(Part of a data file)
[START]
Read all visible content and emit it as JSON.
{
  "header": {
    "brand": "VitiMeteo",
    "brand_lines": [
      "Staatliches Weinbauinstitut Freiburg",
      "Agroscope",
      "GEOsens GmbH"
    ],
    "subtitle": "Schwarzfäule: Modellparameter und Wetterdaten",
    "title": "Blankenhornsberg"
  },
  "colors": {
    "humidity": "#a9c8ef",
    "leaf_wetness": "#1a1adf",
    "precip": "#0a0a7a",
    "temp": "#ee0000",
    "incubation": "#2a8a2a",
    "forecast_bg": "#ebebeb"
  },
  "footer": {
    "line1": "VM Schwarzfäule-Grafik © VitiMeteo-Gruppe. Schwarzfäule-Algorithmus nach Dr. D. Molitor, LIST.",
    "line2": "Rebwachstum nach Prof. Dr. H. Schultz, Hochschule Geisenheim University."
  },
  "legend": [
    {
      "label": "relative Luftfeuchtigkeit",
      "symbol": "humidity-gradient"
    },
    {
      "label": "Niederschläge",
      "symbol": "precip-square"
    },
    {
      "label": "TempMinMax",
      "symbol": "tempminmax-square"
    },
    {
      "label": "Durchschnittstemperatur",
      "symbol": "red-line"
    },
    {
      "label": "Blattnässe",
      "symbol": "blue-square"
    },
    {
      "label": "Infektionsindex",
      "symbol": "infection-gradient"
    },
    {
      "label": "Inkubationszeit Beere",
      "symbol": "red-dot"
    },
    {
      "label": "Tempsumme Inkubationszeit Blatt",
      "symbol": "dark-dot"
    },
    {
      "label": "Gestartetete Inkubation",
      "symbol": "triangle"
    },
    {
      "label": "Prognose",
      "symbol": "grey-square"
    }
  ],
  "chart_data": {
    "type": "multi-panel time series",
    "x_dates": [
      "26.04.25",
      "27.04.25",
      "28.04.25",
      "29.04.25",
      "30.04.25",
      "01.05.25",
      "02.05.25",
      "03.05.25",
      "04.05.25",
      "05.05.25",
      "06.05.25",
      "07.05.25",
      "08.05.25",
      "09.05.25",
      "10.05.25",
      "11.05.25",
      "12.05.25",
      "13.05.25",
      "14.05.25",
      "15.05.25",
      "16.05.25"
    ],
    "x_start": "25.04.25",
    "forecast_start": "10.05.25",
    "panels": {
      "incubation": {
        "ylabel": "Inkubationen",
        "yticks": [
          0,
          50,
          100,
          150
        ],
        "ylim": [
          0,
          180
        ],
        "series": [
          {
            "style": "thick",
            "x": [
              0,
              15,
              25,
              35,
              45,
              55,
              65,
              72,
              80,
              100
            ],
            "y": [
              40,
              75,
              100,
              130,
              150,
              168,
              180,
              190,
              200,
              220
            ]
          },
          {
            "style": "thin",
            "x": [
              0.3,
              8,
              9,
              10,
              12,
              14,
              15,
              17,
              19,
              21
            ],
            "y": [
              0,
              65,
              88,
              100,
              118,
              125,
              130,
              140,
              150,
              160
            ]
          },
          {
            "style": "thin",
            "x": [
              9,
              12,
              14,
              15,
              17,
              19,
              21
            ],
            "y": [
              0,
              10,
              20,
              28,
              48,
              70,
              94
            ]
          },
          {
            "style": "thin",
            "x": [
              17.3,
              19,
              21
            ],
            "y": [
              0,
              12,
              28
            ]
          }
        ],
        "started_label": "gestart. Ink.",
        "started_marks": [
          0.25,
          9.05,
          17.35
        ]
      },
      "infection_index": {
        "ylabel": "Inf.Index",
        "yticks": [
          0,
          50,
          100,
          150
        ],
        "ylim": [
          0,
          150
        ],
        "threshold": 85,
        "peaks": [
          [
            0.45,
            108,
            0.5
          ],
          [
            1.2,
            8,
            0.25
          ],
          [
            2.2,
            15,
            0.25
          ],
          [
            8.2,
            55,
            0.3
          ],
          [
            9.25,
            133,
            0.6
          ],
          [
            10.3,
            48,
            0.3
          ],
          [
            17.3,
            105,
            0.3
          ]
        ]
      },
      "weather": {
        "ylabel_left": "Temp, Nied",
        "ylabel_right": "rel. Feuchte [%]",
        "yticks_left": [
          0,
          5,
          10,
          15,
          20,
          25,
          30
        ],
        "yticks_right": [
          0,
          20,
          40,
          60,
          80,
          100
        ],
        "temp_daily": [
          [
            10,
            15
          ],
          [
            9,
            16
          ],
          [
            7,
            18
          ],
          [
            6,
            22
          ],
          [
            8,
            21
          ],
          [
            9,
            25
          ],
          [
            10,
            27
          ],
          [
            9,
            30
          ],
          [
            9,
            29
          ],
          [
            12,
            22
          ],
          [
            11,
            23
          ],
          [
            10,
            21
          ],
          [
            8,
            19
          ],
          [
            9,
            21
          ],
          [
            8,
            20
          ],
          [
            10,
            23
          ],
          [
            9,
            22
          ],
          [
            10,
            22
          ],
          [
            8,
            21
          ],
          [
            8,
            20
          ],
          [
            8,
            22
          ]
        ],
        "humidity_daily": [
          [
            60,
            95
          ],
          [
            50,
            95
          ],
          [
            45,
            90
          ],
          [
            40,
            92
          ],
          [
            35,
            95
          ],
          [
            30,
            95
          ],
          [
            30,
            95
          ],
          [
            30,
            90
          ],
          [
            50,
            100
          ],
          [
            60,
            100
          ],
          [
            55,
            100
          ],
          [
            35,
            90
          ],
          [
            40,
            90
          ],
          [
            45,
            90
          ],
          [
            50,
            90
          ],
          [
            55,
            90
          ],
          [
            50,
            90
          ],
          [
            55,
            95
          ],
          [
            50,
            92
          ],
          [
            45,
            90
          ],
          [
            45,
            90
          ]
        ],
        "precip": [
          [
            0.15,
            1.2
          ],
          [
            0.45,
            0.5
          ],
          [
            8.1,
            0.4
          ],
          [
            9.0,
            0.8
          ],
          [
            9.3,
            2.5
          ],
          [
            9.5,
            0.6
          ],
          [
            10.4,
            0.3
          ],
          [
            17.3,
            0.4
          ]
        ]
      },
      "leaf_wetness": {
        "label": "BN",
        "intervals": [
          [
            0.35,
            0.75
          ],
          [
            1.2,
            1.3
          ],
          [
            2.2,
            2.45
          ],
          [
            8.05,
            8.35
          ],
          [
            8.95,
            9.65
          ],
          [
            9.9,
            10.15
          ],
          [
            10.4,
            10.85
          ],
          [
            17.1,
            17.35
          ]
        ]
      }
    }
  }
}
[END]
YOUR INSTRUCTIONS :: Return the listing above word for word.

COMPLETED EXERCISE ::
Read all visible content and emit it as JSON.
{
  "header": {
    "brand": "VitiMeteo",
    "brand_lines": [
      "Staatliches Weinbauinstitut Freiburg",
      "Agroscope",
      "GEOsens GmbH"
    ],
    "subtitle": "Schwarzfäule: Modellparameter und Wetterdaten",
    "title": "Blankenhornsberg"
  },
  "colors": {
    "humidity": "#a9c8ef",
    "leaf_wetness": "#1a1adf",
    "precip": "#0a0a7a",
    "temp": "#ee0000",
    "incubation": "#2a8a2a",
    "forecast_bg": "#ebebeb"
  },
  "footer": {
    "line1": "VM Schwarzfäule-Grafik © VitiMeteo-Gruppe. Schwarzfäule-Algorithmus nach Dr. D. Molitor, LIST.",
    "line2": "Rebwachstum nach Prof. Dr. H. Schultz, Hochschule Geisenheim University."
  },
  "legend": [
    {
      "label": "relative Luftfeuchtigkeit",
      "symbol": "humidity-gradient"
    },
    {
      "label": "Niederschläge",
      "symbol": "precip-square"
    },
    {
      "label": "TempMinMax",
      "symbol": "tempminmax-square"
    },
    {
      "label": "Durchschnittstemperatur",
      "symbol": "red-line"
    },
    {
      "label": "Blattnässe",
      "symbol": "blue-square"
    },
    {
      "label": "Infektionsindex",
      "symbol": "infection-gradient"
    },
    {
      "label": "Inkubationszeit Beere",
      "symbol": "red-dot"
    },
    {
      "label": "Tempsumme Inkubationszeit Blatt",
      "symbol": "dark-dot"
    },
    {
      "label": "Gestartetete Inkubation",
      "symbol": "triangle"
    },
    {
      "label": "Prognose",
      "symbol": "grey-square"
    }
  ],
  "chart_data": {
    "type": "multi-panel time series",
    "x_dates": [
      "26.04.25",
      "27.04.25",
      "28.04.25",
      "29.04.25",
      "30.04.25",
      "01.05.25",
      "02.05.25",
      "03.05.25",
      "04.05.25",
      "05.05.25",
      "06.05.25",
      "07.05.25",
      "08.05.25",
      "09.05.25",
      "10.05.25",
      "11.05.25",
      "12.05.25",
      "13.05.25",
      "14.05.25",
      "15.05.25",
      "16.05.25"
    ],
    "x_start": "25.04.25",
    "forecast_start": "10.05.25",
    "panels": {
      "incubation": {
        "ylabel": "Inkubationen",
        "yticks": [
          0,
          50,
          100,
          150
        ],
        "ylim": [
          0,
          180
        ],
        "series": [
          {
            "style": "thick",
            "x": [
              0,
              15,
              25,
              35,
              45,
              55,
              65,
              72,
              80,
              100
            ],
            "y": [
              40,
              75,
              100,
              130,
              150,
              168,
              180,
              190,
              200,
              220
            ]
          },
          {
            "style": "thin",
            "x": [
              0.3,
              8,
              9,
              10,
              12,
              14,
              15,
              17,
              19,
              21
            ],
            "y": [
              0,
              65,
              88,
              100,
              118,
              125,
              130,
              140,
              150,
              160
            ]
          },
          {
            "style": "thin",
            "x": [
              9,
              12,
              14,
              15,
              17,
              19,
              21
            ],
            "y": [
              0,
              10,
              20,
              28,
              48,
              70,
              94
            ]
          },
          {
            "style": "thin",
            "x": [
              17.3,
              19,
              21
            ],
            "y": [
              0,
              12,
              28
            ]
          }
        ],
        "started_label": "gestart. Ink.",
        "started_marks": [
          0.25,
          9.05,
          17.35
        ]
      },
      "infection_index": {
        "ylabel": "Inf.Index",
        "yticks": [
          0,
          50,
          100,
          150
        ],
        "ylim": [
          0,
          150
        ],
        "threshold": 85,
        "peaks": [
          [
            0.45,
            108,
            0.5
          ],
          [
            1.2,
            8,
            0.25
          ],
          [
            2.2,
            15,
            0.25
          ],
          [
            8.2,
            55,
            0.3
          ],
          [
            9.25,
            133,
            0.6
          ],
          [
            10.3,
            48,
            0.3
          ],
          [
            17.3,
            105,
            0.3
          ]
        ]
      },
      "weather": {
        "ylabel_left": "Temp, Nied",
        "ylabel_right": "rel. Feuchte [%]",
        "yticks_left": [
          0,
          5,
          10,
          15,
          20,
          25,
          30
        ],
        "yticks_right": [
          0,
          20,
          40,
          60,
          80,
          100
        ],
        "temp_daily": [
          [
            10,
            15
          ],
          [
            9,
            16
          ],
          [
            7,
            18
          ],
          [
            6,
            22
          ],
          [
            8,
            21
          ],
          [
            9,
            25
          ],
          [
            10,
            27
          ],
          [
            9,
            30
          ],
          [
            9,
            29
          ],
          [
            12,
            22
          ],
          [
            11,
            23
          ],
          [
            10,
            21
          ],
          [
            8,
            19
          ],
          [
            9,
            21
          ],
          [
            8,
            20
          ],
          [
            10,
            23
          ],
          [
            9,
            22
          ],
          [
            10,
            22
          ],
          [
            8,
            21
          ],
          [
            8,
            20
          ],
          [
            8,
            22
          ]
        ],
        "humidity_daily": [
          [
            60,
            95
          ],
          [
            50,
            95
          ],
          [
            45,
            90
          ],
          [
            40,
            92
          ],
          [
            35,
            95
          ],
          [
            30,
            95
          ],
          [
            30,
            95
          ],
          [
            30,
            90
          ],
          [
            50,
            100
          ],
          [
            60,
            100
          ],
          [
            55,
            100
          ],
          [
            35,
            90
          ],
          [
            40,
            90
          ],
          [
            45,
            90
          ],
          [
            50,
            90
          ],
          [
            55,
            90
          ],
          [
            50,
            90
          ],
          [
            55,
            95
          ],
          [
            50,
            92
          ],
          [
            45,
            90
          ],
          [
            45,
            90
          ]
        ],
        "precip": [
          [
            0.15,
            1.2
          ],
          [
            0.45,
            0.5
          ],
          [
            8.1,
            0.4
          ],
          [
            9.0,
            0.8
          ],
          [
            9.3,
            2.5
          ],
          [
            9.5,
            0.6
          ],
          [
            10.4,
            0.3
          ],
          [
            17.3,
            0.4
          ]
        ]
      },
      "leaf_wetness": {
        "label": "BN",
        "intervals": [
          [
            0.35,
            0.75
          ],
          [
            1.2,
            1.3
          ],
          [
            2.2,
            2.45
          ],
          [
            8.05,
            8.35
          ],
          [
            8.95,
            9.65
          ],
          [
            9.9,
            10.15
          ],
          [
            10.4,
            10.85
          ],
          [
            17.1,
            17.35
          ]
        ]
      }
    }
  }
}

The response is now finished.